— Exercise directions —
State only the number of lines that contain the string "title".

[Entries with figure data]
--- BEGIN ---
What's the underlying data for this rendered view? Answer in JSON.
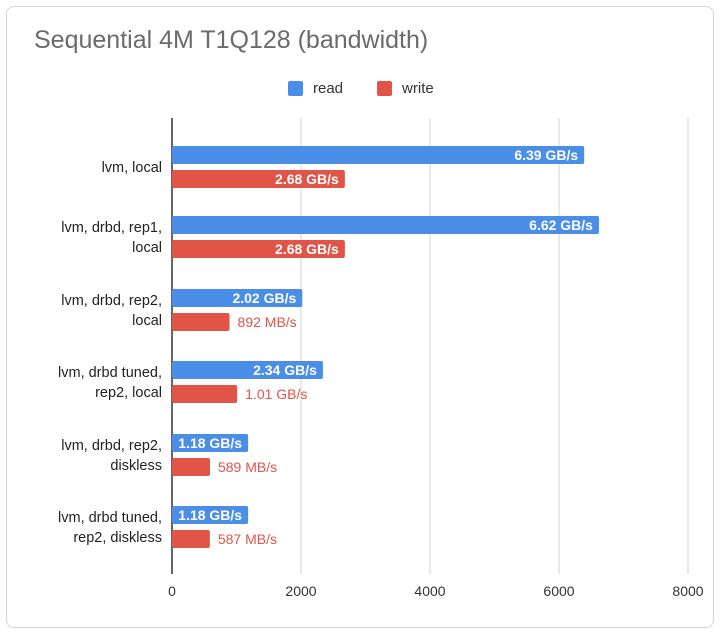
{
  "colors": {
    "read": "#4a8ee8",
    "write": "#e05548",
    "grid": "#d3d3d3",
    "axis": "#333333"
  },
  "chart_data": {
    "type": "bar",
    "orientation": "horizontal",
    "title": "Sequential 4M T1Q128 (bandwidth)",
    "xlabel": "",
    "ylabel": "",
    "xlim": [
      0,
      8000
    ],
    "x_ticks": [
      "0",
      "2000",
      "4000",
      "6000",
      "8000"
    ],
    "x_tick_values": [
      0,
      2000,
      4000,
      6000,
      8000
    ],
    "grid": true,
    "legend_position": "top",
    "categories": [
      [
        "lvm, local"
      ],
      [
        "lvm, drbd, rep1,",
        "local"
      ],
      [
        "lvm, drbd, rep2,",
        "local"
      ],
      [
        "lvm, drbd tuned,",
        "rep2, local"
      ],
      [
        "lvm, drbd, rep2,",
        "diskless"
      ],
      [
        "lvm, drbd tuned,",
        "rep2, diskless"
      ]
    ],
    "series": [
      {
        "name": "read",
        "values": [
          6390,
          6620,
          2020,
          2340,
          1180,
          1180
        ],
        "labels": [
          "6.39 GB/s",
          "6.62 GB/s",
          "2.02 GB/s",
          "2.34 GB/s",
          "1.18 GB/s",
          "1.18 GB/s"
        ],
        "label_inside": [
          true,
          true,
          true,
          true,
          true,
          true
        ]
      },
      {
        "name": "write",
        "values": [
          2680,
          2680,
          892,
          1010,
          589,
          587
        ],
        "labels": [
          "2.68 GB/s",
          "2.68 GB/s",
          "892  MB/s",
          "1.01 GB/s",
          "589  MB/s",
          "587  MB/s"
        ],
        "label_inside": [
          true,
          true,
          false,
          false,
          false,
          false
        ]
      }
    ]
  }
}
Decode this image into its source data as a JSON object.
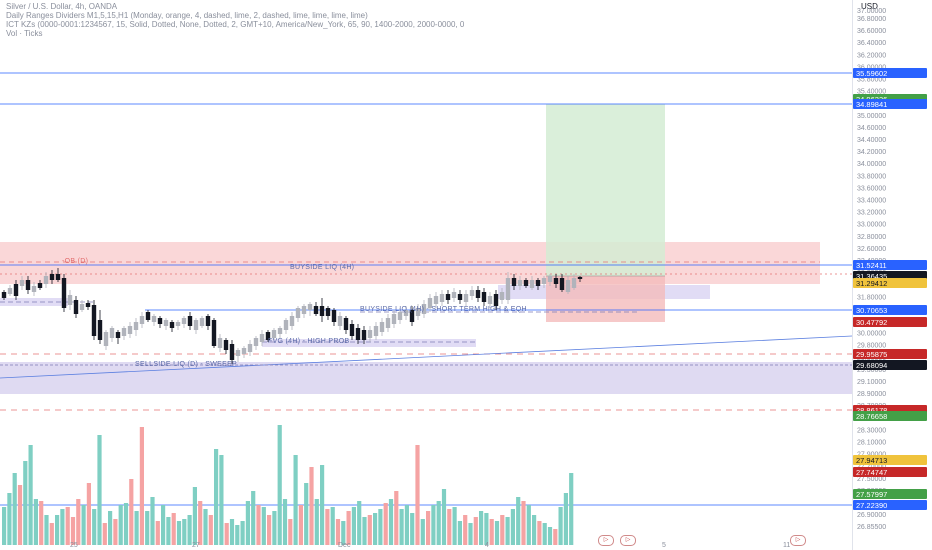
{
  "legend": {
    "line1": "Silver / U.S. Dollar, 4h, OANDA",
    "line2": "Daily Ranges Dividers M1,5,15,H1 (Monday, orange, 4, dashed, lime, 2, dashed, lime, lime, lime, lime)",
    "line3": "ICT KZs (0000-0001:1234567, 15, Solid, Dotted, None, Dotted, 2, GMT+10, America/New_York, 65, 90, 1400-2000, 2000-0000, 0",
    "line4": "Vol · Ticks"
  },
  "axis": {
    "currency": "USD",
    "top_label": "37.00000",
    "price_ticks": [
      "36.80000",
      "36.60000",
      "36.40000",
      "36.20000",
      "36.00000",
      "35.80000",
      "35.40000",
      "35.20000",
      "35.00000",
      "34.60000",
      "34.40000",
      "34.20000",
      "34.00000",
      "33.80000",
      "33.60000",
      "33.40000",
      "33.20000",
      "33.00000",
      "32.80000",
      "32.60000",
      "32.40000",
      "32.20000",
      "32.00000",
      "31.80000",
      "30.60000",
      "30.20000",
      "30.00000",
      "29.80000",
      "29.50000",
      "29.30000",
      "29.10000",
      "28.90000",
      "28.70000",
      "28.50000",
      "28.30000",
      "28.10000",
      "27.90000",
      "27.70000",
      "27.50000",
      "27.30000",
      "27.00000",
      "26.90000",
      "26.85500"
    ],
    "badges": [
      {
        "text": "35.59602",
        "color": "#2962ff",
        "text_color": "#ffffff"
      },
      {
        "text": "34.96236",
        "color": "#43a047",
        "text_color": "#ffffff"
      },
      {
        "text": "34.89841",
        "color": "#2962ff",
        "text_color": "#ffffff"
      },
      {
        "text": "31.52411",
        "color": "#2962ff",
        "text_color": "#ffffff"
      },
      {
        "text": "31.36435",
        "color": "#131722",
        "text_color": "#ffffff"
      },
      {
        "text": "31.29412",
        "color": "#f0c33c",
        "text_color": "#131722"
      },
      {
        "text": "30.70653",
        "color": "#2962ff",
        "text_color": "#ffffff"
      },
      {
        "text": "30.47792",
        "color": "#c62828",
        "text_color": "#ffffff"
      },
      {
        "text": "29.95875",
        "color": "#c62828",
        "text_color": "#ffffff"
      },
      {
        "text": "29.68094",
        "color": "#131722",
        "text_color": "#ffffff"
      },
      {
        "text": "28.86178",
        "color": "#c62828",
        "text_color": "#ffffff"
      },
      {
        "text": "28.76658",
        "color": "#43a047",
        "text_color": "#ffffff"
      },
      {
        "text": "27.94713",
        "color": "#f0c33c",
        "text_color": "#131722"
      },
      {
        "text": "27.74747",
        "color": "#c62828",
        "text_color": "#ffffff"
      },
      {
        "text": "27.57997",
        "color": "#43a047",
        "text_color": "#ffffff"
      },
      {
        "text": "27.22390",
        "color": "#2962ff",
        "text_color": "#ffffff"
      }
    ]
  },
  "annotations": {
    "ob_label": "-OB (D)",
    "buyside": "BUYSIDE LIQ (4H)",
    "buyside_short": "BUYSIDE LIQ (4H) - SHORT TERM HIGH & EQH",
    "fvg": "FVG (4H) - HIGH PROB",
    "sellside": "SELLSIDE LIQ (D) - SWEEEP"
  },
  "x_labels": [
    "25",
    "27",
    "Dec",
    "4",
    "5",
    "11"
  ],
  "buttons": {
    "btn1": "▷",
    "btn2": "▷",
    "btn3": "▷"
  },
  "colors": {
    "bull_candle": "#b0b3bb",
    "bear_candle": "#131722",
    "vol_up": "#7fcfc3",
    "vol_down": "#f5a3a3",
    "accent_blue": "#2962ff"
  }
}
--- END ---
--- BEGIN ---
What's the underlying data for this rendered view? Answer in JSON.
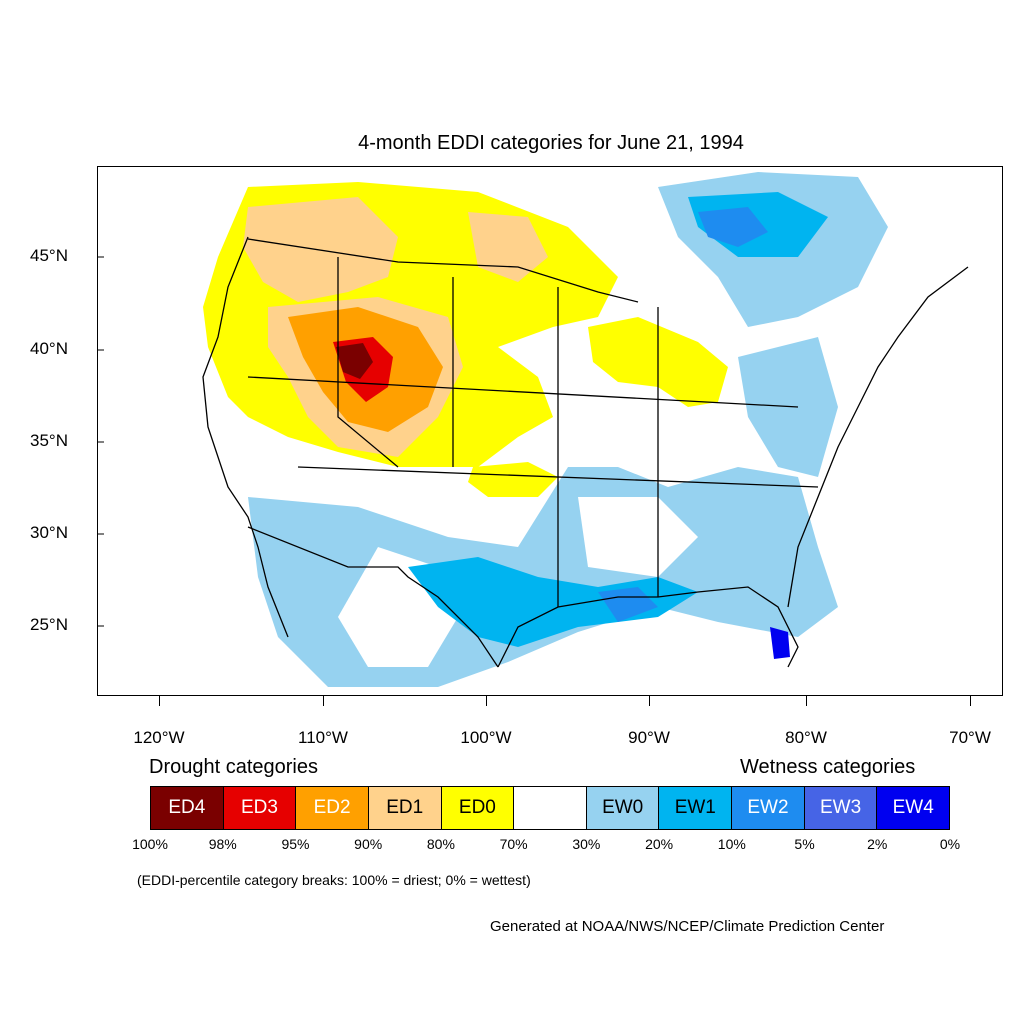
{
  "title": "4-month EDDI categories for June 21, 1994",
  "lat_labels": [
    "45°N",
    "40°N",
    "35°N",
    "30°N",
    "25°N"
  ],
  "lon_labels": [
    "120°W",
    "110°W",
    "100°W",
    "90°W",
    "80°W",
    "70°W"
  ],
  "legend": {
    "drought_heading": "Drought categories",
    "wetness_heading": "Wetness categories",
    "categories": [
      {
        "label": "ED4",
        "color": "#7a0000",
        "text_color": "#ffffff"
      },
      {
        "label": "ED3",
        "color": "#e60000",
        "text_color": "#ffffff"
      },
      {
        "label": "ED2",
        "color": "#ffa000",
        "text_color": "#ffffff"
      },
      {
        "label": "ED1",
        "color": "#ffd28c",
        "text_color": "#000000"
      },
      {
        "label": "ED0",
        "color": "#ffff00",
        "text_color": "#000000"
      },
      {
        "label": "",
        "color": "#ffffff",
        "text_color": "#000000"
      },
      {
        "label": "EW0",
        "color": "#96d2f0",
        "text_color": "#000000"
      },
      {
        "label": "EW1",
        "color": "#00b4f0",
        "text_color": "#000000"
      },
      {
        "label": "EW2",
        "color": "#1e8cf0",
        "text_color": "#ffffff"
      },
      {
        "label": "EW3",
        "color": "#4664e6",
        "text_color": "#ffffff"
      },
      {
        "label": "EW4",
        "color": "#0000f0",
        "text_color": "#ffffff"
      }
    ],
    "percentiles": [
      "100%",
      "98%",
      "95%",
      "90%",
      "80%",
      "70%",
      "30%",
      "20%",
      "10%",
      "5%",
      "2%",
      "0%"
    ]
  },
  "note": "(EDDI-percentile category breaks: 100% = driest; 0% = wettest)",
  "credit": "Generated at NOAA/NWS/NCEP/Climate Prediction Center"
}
--- END ---
--- BEGIN ---
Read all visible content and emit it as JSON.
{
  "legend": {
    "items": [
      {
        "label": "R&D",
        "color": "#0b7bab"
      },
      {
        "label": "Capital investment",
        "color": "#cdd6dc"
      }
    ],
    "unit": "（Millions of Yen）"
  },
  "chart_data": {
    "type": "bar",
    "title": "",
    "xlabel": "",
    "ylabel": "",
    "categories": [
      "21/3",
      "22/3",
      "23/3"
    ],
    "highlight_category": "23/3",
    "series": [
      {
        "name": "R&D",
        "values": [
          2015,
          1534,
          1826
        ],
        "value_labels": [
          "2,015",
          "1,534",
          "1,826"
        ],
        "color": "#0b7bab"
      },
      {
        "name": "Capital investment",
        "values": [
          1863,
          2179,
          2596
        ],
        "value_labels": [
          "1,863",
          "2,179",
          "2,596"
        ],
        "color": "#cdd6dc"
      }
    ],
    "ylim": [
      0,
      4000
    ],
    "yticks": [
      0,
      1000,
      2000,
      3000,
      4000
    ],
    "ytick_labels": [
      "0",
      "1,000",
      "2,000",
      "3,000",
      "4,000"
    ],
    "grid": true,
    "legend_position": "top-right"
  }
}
--- END ---
— Response to the exercise —
3